Written instruction:
Your task is to copy each line that has the word "title".

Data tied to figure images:
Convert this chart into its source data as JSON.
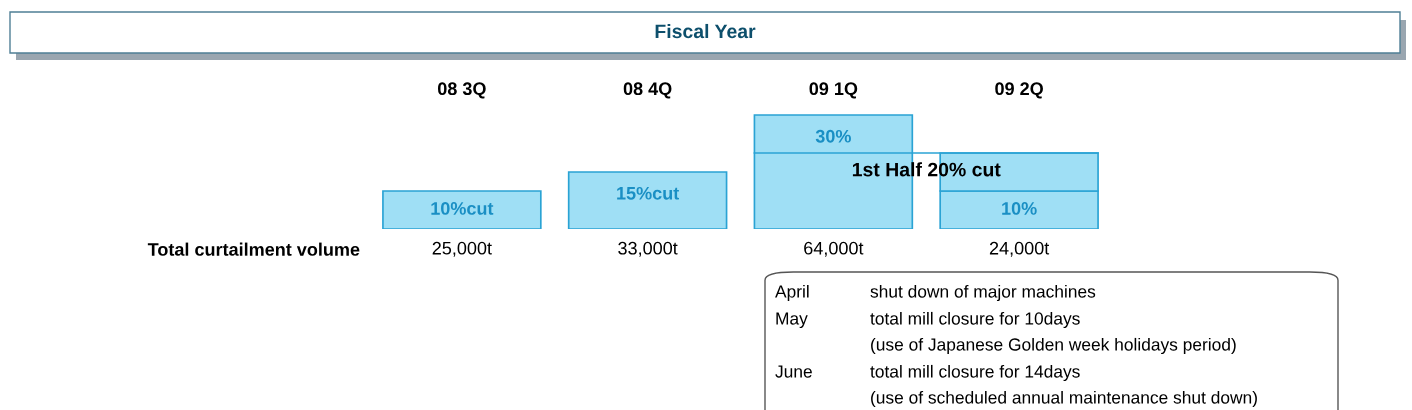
{
  "chart_data": {
    "type": "bar",
    "title": "Fiscal Year",
    "categories": [
      "08 3Q",
      "08 4Q",
      "09 1Q",
      "09 2Q"
    ],
    "stacked": true,
    "series": [
      {
        "color": "#9fdff5",
        "values": [
          10,
          15,
          30,
          10
        ],
        "value_labels": [
          "10%cut",
          "15%cut",
          "30%",
          "10%"
        ]
      },
      {
        "color": "#9fdff5",
        "values": [
          null,
          null,
          null,
          10
        ]
      }
    ],
    "ref_lines": [
      {
        "axis": "y",
        "value": 20,
        "label": "1st Half 20% cut",
        "color": "#2aa3d4"
      }
    ],
    "annotations": [
      "Total curtailment volume",
      "25,000t",
      "33,000t",
      "64,000t",
      "24,000t",
      "April",
      "shut down of major machines",
      "May",
      "total mill closure for 10days",
      "(use of Japanese Golden week holidays period)",
      "June",
      "total mill closure for 14days",
      "(use of scheduled annual maintenance shut down)"
    ],
    "grid": false,
    "legend": false
  }
}
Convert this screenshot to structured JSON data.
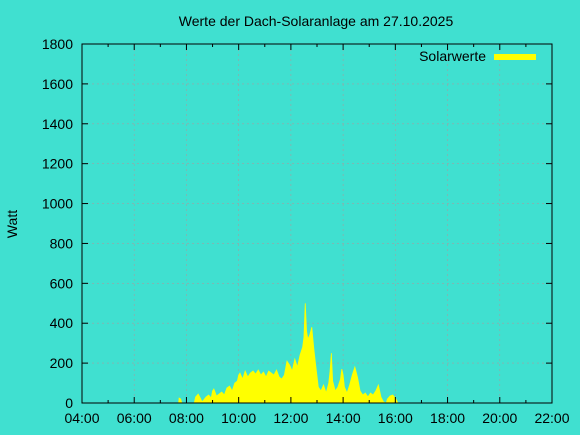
{
  "chart_data": {
    "type": "area",
    "title": "Werte der Dach-Solaranlage am 27.10.2025",
    "xlabel": "",
    "ylabel": "Watt",
    "x_ticks": [
      "04:00",
      "06:00",
      "08:00",
      "10:00",
      "12:00",
      "14:00",
      "16:00",
      "18:00",
      "20:00",
      "22:00"
    ],
    "xlim_hours": [
      4,
      22
    ],
    "ylim": [
      0,
      1800
    ],
    "y_ticks": [
      0,
      200,
      400,
      600,
      800,
      1000,
      1200,
      1400,
      1600,
      1800
    ],
    "grid": true,
    "legend_position": "top-right",
    "series": [
      {
        "name": "Solarwerte",
        "color": "#ffff00",
        "points": [
          [
            7.7,
            0
          ],
          [
            7.72,
            25
          ],
          [
            7.78,
            20
          ],
          [
            7.82,
            0
          ],
          [
            8.3,
            0
          ],
          [
            8.35,
            30
          ],
          [
            8.45,
            45
          ],
          [
            8.55,
            20
          ],
          [
            8.6,
            5
          ],
          [
            8.75,
            30
          ],
          [
            8.85,
            40
          ],
          [
            8.95,
            25
          ],
          [
            9.0,
            60
          ],
          [
            9.05,
            70
          ],
          [
            9.15,
            35
          ],
          [
            9.25,
            45
          ],
          [
            9.35,
            55
          ],
          [
            9.45,
            40
          ],
          [
            9.55,
            75
          ],
          [
            9.65,
            85
          ],
          [
            9.75,
            60
          ],
          [
            9.85,
            100
          ],
          [
            9.95,
            110
          ],
          [
            10.0,
            140
          ],
          [
            10.05,
            150
          ],
          [
            10.15,
            120
          ],
          [
            10.25,
            160
          ],
          [
            10.35,
            130
          ],
          [
            10.45,
            150
          ],
          [
            10.55,
            160
          ],
          [
            10.65,
            145
          ],
          [
            10.75,
            165
          ],
          [
            10.85,
            140
          ],
          [
            10.95,
            155
          ],
          [
            11.05,
            130
          ],
          [
            11.15,
            160
          ],
          [
            11.25,
            150
          ],
          [
            11.35,
            140
          ],
          [
            11.45,
            165
          ],
          [
            11.55,
            130
          ],
          [
            11.65,
            120
          ],
          [
            11.75,
            140
          ],
          [
            11.85,
            210
          ],
          [
            11.95,
            190
          ],
          [
            12.05,
            160
          ],
          [
            12.15,
            220
          ],
          [
            12.25,
            180
          ],
          [
            12.35,
            240
          ],
          [
            12.45,
            280
          ],
          [
            12.5,
            330
          ],
          [
            12.55,
            500
          ],
          [
            12.6,
            360
          ],
          [
            12.65,
            320
          ],
          [
            12.72,
            340
          ],
          [
            12.8,
            380
          ],
          [
            12.88,
            270
          ],
          [
            12.95,
            190
          ],
          [
            13.05,
            80
          ],
          [
            13.15,
            60
          ],
          [
            13.25,
            90
          ],
          [
            13.35,
            50
          ],
          [
            13.45,
            100
          ],
          [
            13.5,
            160
          ],
          [
            13.55,
            250
          ],
          [
            13.6,
            110
          ],
          [
            13.7,
            60
          ],
          [
            13.8,
            80
          ],
          [
            13.9,
            120
          ],
          [
            13.95,
            170
          ],
          [
            14.0,
            140
          ],
          [
            14.05,
            80
          ],
          [
            14.15,
            50
          ],
          [
            14.25,
            90
          ],
          [
            14.35,
            140
          ],
          [
            14.45,
            180
          ],
          [
            14.55,
            130
          ],
          [
            14.65,
            60
          ],
          [
            14.75,
            40
          ],
          [
            14.85,
            50
          ],
          [
            14.95,
            30
          ],
          [
            15.05,
            50
          ],
          [
            15.15,
            40
          ],
          [
            15.25,
            60
          ],
          [
            15.35,
            90
          ],
          [
            15.45,
            30
          ],
          [
            15.55,
            5
          ],
          [
            15.65,
            0
          ],
          [
            15.7,
            20
          ],
          [
            15.8,
            35
          ],
          [
            15.9,
            40
          ],
          [
            16.0,
            25
          ],
          [
            16.1,
            0
          ]
        ]
      }
    ]
  }
}
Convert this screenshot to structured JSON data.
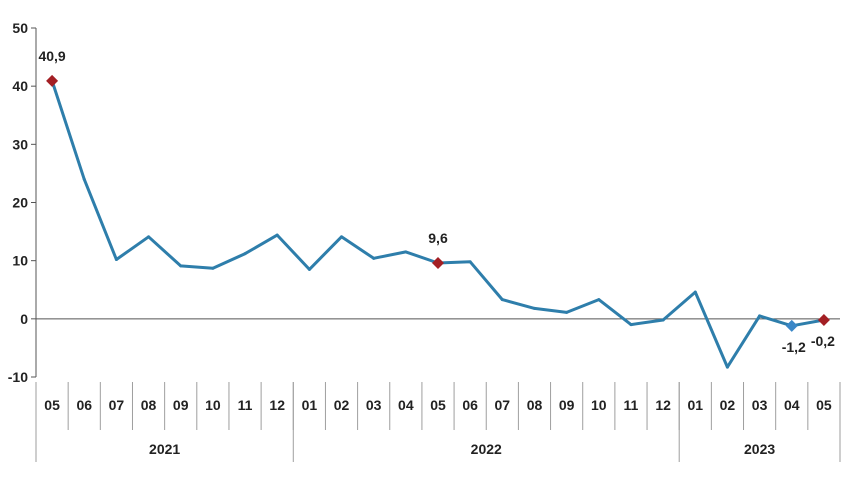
{
  "chart_data": {
    "type": "line",
    "yticks": [
      -10,
      0,
      10,
      20,
      30,
      40,
      50
    ],
    "ylim": [
      -10,
      50
    ],
    "x_months": [
      "05",
      "06",
      "07",
      "08",
      "09",
      "10",
      "11",
      "12",
      "01",
      "02",
      "03",
      "04",
      "05",
      "06",
      "07",
      "08",
      "09",
      "10",
      "11",
      "12",
      "01",
      "02",
      "03",
      "04",
      "05"
    ],
    "year_groups": [
      {
        "label": "2021",
        "start": 0,
        "count": 8
      },
      {
        "label": "2022",
        "start": 8,
        "count": 12
      },
      {
        "label": "2023",
        "start": 20,
        "count": 5
      }
    ],
    "values": [
      40.9,
      24.0,
      10.2,
      14.1,
      9.1,
      8.7,
      11.2,
      14.4,
      8.5,
      14.1,
      10.4,
      11.5,
      9.6,
      9.8,
      3.3,
      1.8,
      1.1,
      3.3,
      -1.0,
      -0.2,
      4.6,
      -8.3,
      0.5,
      -1.2,
      -0.2
    ],
    "markers": [
      {
        "index": 0,
        "label": "40,9",
        "color": "#a31f24",
        "shape": "diamond"
      },
      {
        "index": 12,
        "label": "9,6",
        "color": "#a31f24",
        "shape": "diamond"
      },
      {
        "index": 23,
        "label": "-1,2",
        "color": "#3a87c7",
        "shape": "diamond"
      },
      {
        "index": 24,
        "label": "-0,2",
        "color": "#a31f24",
        "shape": "diamond"
      }
    ],
    "series_color": "#2e7eab",
    "grid": "none"
  }
}
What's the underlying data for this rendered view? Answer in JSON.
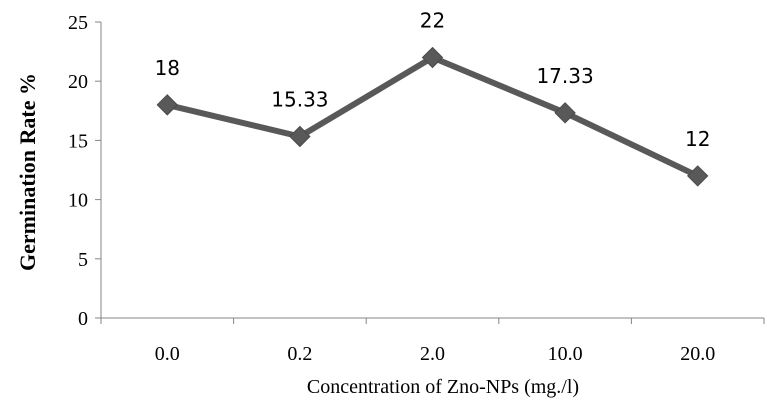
{
  "chart_data": {
    "type": "line",
    "categories": [
      "0.0",
      "0.2",
      "2.0",
      "10.0",
      "20.0"
    ],
    "series": [
      {
        "values": [
          18,
          15.33,
          22,
          17.33,
          12
        ],
        "data_labels": [
          "18",
          "15.33",
          "22",
          "17.33",
          "12"
        ]
      }
    ],
    "xlabel": "Concentration of Zno-NPs (mg./l)",
    "ylabel": "Germination Rate %",
    "ylim": [
      0,
      25
    ],
    "yticks": [
      "0",
      "5",
      "10",
      "15",
      "20",
      "25"
    ],
    "grid": false,
    "legend": "none",
    "marker": "diamond",
    "colors": {
      "line": "#595959",
      "marker": "#595959",
      "axis": "#868686"
    }
  }
}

Expected answer:
    "title": "Fiscal Year",
    "title": "Werte der Dach-Solaranlage am 27.10.2025",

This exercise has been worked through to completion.